Copy the rows below word for word, starting with the line containing "What elements are" and continuing through the line containing "- bar-category-label: 1-2". Include both of those lines and nothing else.

Data extract >>
-- BEGIN --
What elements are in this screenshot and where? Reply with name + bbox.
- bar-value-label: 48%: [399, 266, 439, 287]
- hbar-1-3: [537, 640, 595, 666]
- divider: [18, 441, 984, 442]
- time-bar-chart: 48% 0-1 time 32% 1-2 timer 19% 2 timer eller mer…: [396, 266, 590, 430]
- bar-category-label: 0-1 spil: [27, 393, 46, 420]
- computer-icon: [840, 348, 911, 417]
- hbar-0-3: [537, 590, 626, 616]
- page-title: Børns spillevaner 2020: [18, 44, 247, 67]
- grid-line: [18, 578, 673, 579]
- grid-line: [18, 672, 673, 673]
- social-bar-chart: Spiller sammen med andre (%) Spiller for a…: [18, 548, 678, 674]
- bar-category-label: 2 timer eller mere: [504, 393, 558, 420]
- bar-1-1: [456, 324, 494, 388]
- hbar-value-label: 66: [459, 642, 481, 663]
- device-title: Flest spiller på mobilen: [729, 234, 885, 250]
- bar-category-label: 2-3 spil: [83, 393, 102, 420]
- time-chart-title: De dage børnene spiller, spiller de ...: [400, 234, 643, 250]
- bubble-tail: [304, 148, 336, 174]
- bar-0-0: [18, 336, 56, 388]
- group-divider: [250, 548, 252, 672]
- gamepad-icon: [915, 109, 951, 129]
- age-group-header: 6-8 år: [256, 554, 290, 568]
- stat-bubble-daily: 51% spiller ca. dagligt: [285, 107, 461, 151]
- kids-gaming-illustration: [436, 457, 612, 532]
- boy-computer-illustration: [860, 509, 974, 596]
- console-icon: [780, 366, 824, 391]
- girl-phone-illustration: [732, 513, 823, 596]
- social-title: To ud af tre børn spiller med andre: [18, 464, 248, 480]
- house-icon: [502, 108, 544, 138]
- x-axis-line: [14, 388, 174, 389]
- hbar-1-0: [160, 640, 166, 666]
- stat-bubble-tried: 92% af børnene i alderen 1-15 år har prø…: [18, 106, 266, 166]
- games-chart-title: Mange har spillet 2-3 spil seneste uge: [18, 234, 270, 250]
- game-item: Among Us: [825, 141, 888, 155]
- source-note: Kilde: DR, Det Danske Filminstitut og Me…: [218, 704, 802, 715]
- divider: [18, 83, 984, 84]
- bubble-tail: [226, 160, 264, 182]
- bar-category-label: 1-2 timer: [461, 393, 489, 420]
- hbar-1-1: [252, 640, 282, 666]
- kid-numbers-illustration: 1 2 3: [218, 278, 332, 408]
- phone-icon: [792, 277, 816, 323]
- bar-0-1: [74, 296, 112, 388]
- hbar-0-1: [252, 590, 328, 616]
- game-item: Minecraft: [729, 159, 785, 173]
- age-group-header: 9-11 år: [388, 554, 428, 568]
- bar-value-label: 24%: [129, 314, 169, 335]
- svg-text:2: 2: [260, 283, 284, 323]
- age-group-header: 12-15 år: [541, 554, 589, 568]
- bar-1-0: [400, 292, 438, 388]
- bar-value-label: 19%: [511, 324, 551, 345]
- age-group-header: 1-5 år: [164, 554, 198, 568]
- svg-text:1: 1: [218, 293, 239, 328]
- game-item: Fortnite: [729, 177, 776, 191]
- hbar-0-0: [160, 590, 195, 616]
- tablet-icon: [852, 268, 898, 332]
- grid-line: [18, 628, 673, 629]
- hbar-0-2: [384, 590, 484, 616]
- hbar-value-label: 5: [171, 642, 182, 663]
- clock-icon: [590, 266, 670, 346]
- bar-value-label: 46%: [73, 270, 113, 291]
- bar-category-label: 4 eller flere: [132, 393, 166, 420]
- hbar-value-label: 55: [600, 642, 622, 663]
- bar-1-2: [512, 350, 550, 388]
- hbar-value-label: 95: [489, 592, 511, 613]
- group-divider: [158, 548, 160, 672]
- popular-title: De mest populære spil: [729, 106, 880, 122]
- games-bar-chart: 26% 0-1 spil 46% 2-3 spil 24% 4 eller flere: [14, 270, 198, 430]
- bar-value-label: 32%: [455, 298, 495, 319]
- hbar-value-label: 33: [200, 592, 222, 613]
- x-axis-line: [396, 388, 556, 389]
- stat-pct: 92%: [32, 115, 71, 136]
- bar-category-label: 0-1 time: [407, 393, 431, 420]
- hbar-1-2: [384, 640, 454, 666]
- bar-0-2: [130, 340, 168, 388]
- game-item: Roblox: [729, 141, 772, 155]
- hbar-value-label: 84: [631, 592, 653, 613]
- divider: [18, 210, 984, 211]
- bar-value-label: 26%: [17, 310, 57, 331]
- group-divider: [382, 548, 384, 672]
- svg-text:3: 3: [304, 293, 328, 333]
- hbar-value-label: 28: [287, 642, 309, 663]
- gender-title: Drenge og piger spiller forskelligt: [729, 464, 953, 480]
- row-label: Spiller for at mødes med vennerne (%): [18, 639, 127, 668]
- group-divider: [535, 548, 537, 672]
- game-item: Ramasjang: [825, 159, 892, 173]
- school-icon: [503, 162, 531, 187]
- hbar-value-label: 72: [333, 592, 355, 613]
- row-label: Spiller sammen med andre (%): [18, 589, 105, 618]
-- END --
-- BEGIN --
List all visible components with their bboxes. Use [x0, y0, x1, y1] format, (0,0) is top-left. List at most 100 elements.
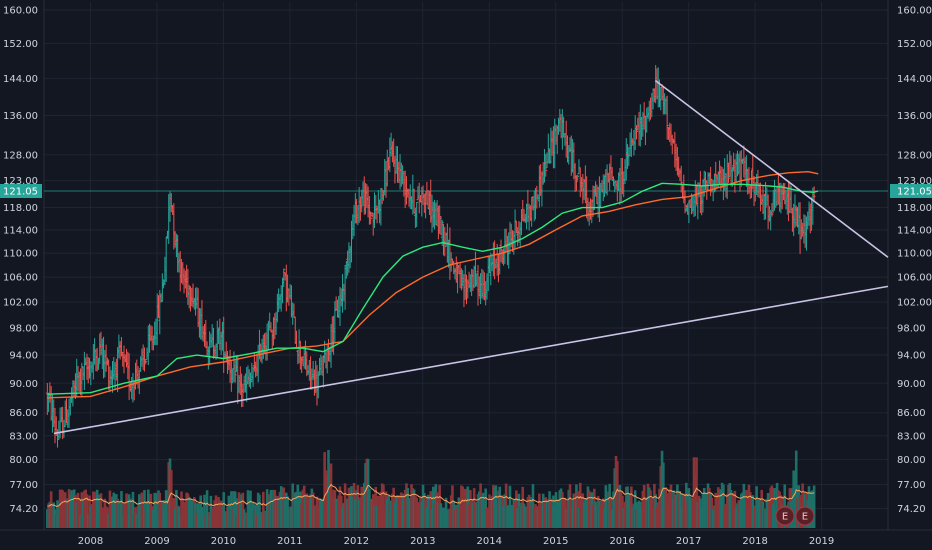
-- END --
Task output >>
What elements are in this screenshot and where? Reply with name + bbox.
- bar-value-label: 48%: [399, 266, 439, 287]
- hbar-1-3: [537, 640, 595, 666]
- divider: [18, 441, 984, 442]
- time-bar-chart: 48% 0-1 time 32% 1-2 timer 19% 2 timer eller mer…: [396, 266, 590, 430]
- bar-category-label: 0-1 spil: [27, 393, 46, 420]
- computer-icon: [840, 348, 911, 417]
- hbar-0-3: [537, 590, 626, 616]
- page-title: Børns spillevaner 2020: [18, 44, 247, 67]
- grid-line: [18, 578, 673, 579]
- grid-line: [18, 672, 673, 673]
- social-bar-chart: Spiller sammen med andre (%) Spiller for a…: [18, 548, 678, 674]
- bar-category-label: 2 timer eller mere: [504, 393, 558, 420]
- bar-1-1: [456, 324, 494, 388]
- hbar-value-label: 66: [459, 642, 481, 663]
- device-title: Flest spiller på mobilen: [729, 234, 885, 250]
- bar-category-label: 2-3 spil: [83, 393, 102, 420]
- time-chart-title: De dage børnene spiller, spiller de ...: [400, 234, 643, 250]
- bubble-tail: [304, 148, 336, 174]
- bar-0-0: [18, 336, 56, 388]
- group-divider: [250, 548, 252, 672]
- gamepad-icon: [915, 109, 951, 129]
- age-group-header: 6-8 år: [256, 554, 290, 568]
- stat-bubble-daily: 51% spiller ca. dagligt: [285, 107, 461, 151]
- kids-gaming-illustration: [436, 457, 612, 532]
- boy-computer-illustration: [860, 509, 974, 596]
- console-icon: [780, 366, 824, 391]
- girl-phone-illustration: [732, 513, 823, 596]
- social-title: To ud af tre børn spiller med andre: [18, 464, 248, 480]
- house-icon: [502, 108, 544, 138]
- x-axis-line: [14, 388, 174, 389]
- hbar-1-0: [160, 640, 166, 666]
- stat-bubble-tried: 92% af børnene i alderen 1-15 år har prø…: [18, 106, 266, 166]
- games-chart-title: Mange har spillet 2-3 spil seneste uge: [18, 234, 270, 250]
- game-item: Among Us: [825, 141, 888, 155]
- source-note: Kilde: DR, Det Danske Filminstitut og Me…: [218, 704, 802, 715]
- divider: [18, 83, 984, 84]
- bubble-tail: [226, 160, 264, 182]
- bar-category-label: 1-2 timer: [461, 393, 489, 420]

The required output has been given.